YOUR OBJECTIVE:
Reply with one number only: the count of lines below that contain the word "screenshot".

STORED DATA:

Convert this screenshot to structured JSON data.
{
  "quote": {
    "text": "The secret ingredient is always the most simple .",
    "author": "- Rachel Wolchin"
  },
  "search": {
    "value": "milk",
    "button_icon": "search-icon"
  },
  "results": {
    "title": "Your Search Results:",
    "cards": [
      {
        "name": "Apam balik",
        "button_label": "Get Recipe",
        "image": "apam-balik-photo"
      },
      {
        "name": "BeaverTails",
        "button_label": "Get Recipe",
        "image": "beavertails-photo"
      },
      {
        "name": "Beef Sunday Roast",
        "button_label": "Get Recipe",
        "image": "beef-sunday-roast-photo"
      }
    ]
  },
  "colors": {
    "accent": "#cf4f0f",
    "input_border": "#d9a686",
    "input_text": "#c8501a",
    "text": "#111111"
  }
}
...
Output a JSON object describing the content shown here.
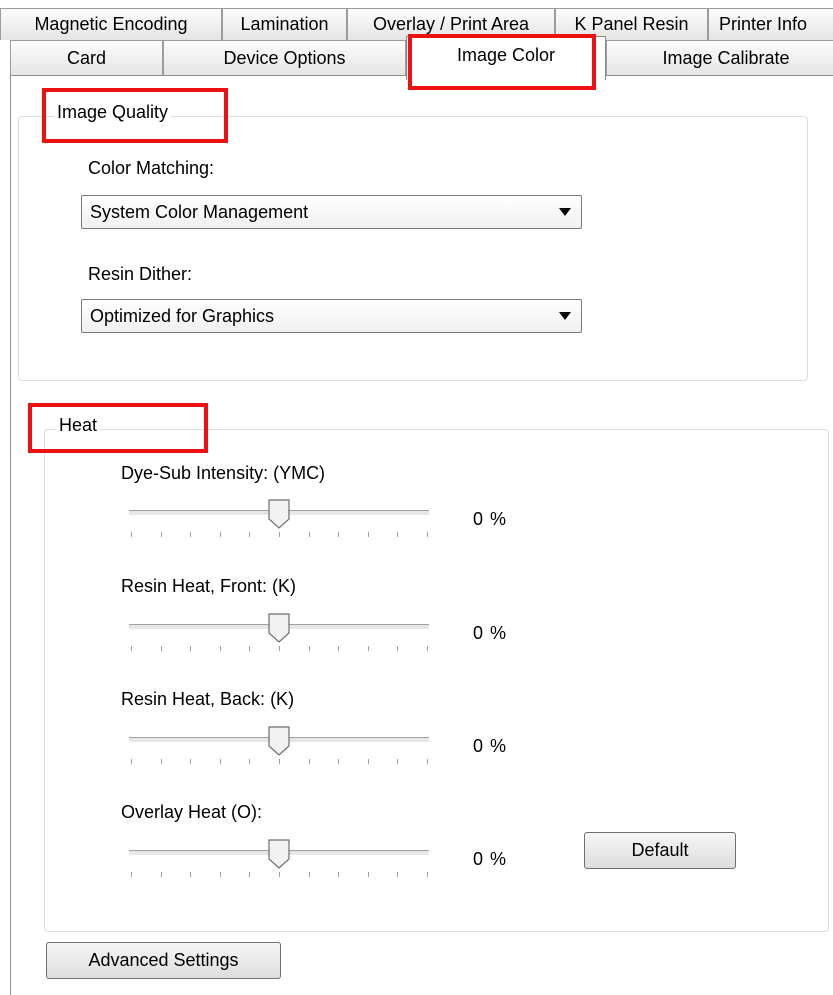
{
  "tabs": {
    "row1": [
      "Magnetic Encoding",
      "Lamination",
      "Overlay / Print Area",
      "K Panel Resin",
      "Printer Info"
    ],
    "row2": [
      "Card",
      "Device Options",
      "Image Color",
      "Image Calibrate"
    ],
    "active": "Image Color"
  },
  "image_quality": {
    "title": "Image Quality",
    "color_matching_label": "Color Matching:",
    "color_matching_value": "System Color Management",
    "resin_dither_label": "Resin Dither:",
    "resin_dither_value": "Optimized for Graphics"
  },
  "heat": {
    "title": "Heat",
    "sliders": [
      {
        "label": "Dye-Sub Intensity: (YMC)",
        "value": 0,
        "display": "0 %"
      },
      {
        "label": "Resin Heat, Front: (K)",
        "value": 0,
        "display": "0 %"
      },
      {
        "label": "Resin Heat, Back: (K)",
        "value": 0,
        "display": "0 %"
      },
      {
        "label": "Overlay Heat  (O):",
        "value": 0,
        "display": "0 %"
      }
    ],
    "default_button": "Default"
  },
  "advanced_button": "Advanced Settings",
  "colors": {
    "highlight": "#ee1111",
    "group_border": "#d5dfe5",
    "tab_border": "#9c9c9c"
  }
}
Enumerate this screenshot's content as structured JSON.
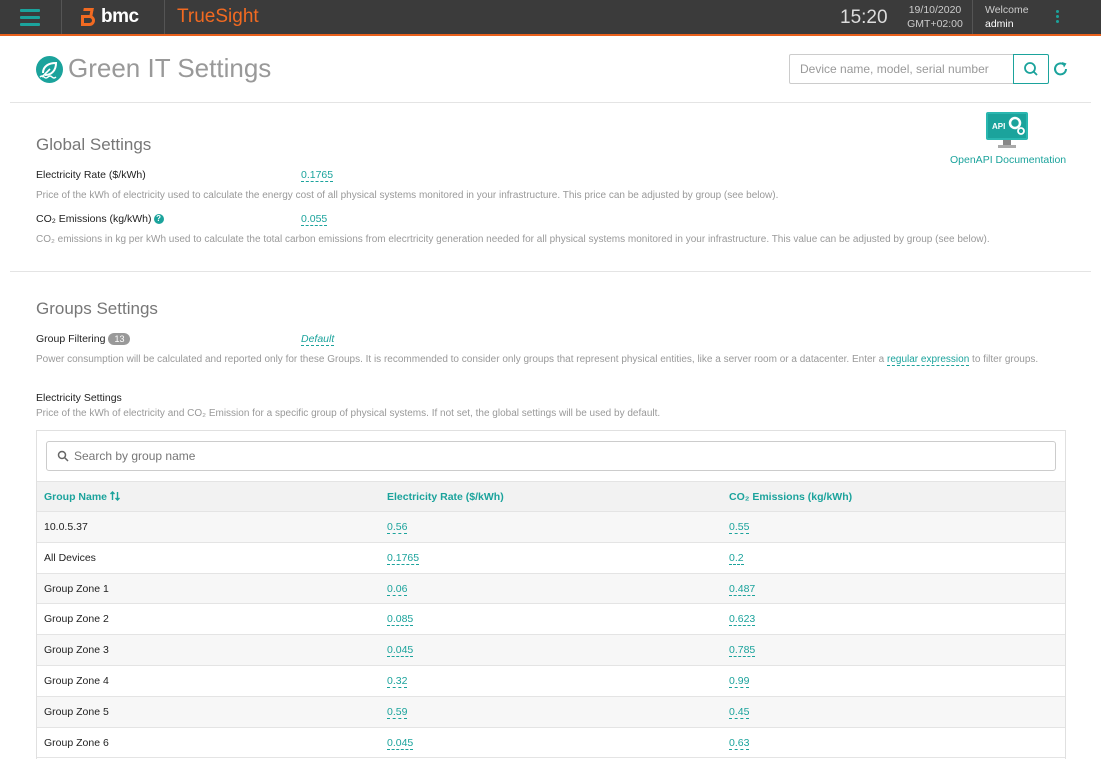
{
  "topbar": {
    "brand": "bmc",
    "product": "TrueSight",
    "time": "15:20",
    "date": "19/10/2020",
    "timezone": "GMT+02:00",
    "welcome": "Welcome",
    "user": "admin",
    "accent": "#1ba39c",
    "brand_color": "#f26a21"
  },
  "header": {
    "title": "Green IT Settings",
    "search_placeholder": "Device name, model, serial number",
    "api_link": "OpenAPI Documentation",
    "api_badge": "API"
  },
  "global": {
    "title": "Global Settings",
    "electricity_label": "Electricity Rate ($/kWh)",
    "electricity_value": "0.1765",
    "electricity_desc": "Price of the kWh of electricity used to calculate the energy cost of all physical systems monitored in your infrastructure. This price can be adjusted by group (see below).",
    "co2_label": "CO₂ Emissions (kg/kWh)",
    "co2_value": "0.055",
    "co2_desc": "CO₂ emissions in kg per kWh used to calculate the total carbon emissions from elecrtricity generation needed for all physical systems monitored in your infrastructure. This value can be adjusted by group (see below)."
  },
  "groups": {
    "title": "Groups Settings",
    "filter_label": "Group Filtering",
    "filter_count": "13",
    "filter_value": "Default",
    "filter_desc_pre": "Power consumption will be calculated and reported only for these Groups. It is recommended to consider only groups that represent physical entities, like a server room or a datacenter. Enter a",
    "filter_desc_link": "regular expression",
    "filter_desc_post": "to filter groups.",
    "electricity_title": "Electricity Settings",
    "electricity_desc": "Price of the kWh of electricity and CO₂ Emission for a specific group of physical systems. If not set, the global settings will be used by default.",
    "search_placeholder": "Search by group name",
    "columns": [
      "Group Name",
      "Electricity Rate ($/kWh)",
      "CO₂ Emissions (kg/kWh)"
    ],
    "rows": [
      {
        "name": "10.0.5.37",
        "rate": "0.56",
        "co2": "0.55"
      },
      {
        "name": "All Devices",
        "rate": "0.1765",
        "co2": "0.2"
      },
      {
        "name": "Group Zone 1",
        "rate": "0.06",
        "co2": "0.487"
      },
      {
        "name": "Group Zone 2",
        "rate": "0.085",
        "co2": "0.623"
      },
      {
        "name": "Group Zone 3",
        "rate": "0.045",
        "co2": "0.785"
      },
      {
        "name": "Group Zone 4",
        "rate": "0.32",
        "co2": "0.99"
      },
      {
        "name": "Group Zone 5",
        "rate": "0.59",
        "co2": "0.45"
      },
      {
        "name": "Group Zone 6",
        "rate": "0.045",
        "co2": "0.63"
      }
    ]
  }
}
--
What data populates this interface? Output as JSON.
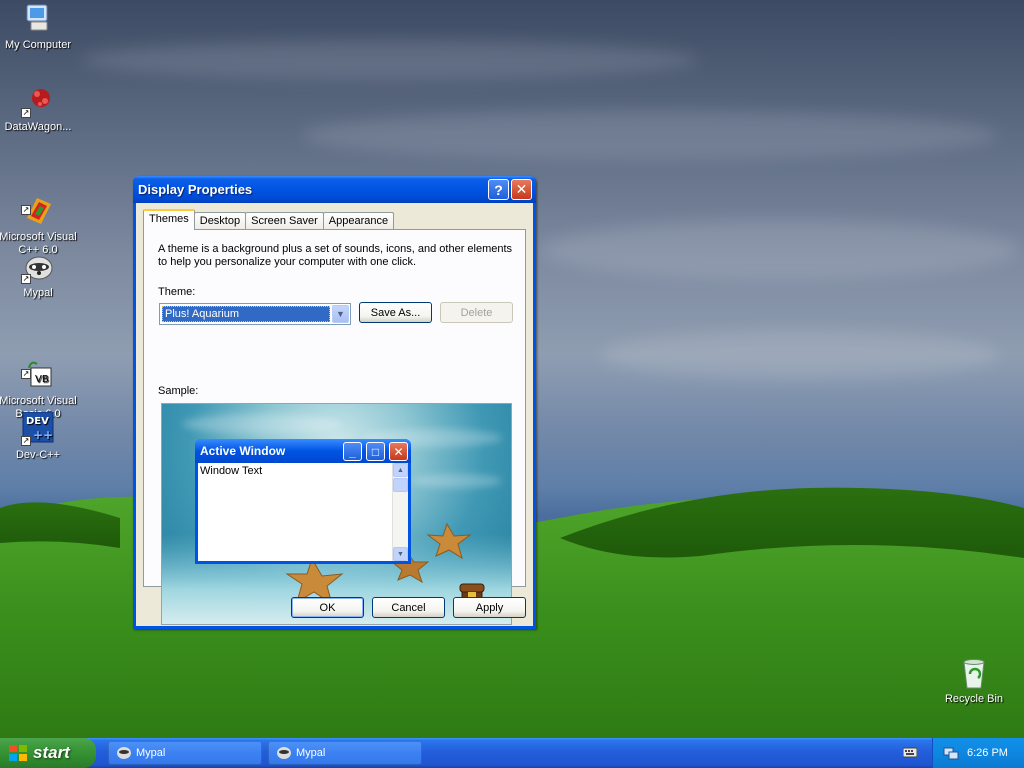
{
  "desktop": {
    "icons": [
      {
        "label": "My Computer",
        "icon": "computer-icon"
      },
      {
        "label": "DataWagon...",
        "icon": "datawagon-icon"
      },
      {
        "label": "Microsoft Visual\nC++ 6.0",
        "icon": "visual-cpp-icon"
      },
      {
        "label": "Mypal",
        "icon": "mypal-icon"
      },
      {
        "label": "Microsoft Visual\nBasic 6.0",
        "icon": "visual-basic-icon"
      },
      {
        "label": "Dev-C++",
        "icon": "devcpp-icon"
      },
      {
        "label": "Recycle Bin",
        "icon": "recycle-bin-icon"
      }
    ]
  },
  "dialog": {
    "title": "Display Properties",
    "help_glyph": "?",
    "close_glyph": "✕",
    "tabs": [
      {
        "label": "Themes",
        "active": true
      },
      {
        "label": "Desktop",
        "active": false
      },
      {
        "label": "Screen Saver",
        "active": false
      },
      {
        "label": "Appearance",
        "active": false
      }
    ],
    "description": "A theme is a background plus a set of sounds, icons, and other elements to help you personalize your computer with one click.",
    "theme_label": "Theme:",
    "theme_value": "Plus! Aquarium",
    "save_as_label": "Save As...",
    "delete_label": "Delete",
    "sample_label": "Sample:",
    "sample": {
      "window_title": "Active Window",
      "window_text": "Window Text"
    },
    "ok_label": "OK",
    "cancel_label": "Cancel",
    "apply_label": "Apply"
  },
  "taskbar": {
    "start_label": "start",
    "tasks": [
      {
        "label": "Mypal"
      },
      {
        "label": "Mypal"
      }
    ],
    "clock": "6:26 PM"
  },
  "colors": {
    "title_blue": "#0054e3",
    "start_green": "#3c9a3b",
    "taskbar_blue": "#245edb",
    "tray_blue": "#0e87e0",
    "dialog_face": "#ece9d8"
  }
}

RESULT OF THIS TASK:
2